Start GIVEN ENTRIES

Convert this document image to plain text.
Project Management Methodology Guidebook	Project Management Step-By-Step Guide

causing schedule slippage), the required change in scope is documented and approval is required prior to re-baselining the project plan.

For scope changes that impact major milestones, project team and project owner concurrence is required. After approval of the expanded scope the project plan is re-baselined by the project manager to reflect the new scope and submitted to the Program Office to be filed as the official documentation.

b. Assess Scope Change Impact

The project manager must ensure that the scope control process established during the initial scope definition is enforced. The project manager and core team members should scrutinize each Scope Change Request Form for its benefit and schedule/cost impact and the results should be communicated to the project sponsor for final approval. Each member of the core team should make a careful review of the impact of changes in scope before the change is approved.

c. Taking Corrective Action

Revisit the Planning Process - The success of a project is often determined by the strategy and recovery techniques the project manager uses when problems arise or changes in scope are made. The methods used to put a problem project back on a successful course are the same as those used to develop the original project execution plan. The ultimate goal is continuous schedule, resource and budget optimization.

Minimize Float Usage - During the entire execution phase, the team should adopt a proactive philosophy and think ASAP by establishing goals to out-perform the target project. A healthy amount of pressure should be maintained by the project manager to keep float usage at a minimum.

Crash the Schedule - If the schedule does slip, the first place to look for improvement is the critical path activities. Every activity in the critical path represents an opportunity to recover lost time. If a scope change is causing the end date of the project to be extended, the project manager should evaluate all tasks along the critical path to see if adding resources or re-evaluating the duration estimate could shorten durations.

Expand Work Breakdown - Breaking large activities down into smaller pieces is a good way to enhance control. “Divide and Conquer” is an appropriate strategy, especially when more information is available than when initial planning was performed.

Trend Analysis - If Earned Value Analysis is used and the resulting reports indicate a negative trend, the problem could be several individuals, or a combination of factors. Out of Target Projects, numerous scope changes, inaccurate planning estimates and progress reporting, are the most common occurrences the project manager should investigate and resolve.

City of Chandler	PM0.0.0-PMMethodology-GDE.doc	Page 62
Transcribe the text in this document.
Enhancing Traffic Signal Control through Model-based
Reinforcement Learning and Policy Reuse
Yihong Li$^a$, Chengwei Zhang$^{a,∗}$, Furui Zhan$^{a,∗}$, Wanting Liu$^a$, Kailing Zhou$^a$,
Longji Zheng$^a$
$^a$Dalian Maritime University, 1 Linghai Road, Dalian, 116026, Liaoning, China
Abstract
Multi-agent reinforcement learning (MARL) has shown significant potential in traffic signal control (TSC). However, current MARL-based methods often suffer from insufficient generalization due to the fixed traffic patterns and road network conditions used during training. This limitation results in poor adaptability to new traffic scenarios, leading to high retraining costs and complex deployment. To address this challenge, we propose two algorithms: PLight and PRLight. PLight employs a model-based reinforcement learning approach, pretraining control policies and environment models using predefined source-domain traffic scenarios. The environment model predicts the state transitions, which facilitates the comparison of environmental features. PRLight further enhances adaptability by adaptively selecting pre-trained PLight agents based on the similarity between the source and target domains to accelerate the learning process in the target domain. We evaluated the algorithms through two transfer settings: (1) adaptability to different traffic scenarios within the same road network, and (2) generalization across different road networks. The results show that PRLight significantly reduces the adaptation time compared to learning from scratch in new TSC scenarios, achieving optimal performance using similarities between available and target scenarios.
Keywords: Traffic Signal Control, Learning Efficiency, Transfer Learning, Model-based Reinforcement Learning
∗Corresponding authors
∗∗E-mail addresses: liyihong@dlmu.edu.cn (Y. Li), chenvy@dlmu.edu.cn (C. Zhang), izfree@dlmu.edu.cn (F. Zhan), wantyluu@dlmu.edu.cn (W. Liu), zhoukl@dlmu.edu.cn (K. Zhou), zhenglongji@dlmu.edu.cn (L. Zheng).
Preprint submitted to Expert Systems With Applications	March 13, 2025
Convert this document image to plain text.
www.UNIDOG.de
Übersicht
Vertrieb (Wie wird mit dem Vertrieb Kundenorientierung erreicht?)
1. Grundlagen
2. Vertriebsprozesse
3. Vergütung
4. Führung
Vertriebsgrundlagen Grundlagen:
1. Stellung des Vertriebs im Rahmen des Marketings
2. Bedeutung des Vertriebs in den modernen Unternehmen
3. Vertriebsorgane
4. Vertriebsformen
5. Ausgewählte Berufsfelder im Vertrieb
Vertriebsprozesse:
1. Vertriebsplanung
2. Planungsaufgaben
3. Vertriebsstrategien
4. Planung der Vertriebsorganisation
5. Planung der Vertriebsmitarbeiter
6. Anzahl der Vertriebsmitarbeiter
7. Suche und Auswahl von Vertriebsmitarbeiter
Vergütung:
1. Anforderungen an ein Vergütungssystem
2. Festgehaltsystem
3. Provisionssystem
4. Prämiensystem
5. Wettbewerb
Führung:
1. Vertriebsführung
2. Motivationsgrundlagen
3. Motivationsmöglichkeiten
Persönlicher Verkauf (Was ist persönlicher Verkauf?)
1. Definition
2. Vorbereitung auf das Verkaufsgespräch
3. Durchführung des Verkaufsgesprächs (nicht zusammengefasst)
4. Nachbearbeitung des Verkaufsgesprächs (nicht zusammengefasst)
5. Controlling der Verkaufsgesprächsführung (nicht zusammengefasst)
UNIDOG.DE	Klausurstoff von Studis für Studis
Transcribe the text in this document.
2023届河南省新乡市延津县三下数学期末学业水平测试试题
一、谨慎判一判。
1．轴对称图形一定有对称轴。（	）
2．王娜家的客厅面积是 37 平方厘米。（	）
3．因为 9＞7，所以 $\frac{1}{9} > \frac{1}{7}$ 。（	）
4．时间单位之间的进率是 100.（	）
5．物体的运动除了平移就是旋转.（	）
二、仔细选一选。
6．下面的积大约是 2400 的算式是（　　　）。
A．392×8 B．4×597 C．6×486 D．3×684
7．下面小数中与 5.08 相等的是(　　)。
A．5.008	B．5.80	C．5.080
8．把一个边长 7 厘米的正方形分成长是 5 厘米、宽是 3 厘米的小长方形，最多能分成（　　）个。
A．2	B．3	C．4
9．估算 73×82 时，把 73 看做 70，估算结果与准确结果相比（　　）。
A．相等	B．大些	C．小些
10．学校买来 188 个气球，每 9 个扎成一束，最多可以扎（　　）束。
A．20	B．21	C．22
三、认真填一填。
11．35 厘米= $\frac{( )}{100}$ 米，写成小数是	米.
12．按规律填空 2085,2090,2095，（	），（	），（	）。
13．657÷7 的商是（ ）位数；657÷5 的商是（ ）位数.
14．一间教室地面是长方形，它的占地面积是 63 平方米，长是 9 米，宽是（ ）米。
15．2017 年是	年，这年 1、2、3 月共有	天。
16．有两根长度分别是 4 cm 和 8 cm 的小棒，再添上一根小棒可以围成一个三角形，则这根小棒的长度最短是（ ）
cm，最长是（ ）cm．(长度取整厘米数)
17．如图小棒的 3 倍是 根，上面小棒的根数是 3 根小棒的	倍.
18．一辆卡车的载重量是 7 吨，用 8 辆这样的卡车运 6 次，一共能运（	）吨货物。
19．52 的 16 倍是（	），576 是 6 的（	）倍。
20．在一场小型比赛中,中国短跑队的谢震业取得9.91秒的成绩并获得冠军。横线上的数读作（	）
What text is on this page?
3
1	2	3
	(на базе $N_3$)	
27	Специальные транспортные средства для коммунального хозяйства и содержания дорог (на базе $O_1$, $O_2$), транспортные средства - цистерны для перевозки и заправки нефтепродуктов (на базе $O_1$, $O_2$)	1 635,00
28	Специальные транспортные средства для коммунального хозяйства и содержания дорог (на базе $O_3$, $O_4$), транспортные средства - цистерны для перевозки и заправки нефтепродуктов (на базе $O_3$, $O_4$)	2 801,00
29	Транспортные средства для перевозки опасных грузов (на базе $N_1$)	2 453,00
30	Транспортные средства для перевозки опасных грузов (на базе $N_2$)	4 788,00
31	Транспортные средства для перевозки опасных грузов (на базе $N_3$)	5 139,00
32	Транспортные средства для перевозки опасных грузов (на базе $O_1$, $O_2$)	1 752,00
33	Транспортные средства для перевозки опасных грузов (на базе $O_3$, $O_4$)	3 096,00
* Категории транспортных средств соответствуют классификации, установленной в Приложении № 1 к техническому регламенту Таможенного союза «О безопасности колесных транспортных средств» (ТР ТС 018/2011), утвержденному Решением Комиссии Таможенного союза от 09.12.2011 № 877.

End GIVEN ENTRIES

SET EXERCISE: Copy down every line of the material above that includes the string "Специальные".

RESULT OF THIS EXERCISE:
27	Специальные транспортные средства для коммунального хозяйства и содержания дорог (на базе $O_1$, $O_2$), транспортные средства - цистерны для перевозки и заправки нефтепродуктов (на базе $O_1$, $O_2$)	1 635,00
28	Специальные транспортные средства для коммунального хозяйства и содержания дорог (на базе $O_3$, $O_4$), транспортные средства - цистерны для перевозки и заправки нефтепродуктов (на базе $O_3$, $O_4$)	2 801,00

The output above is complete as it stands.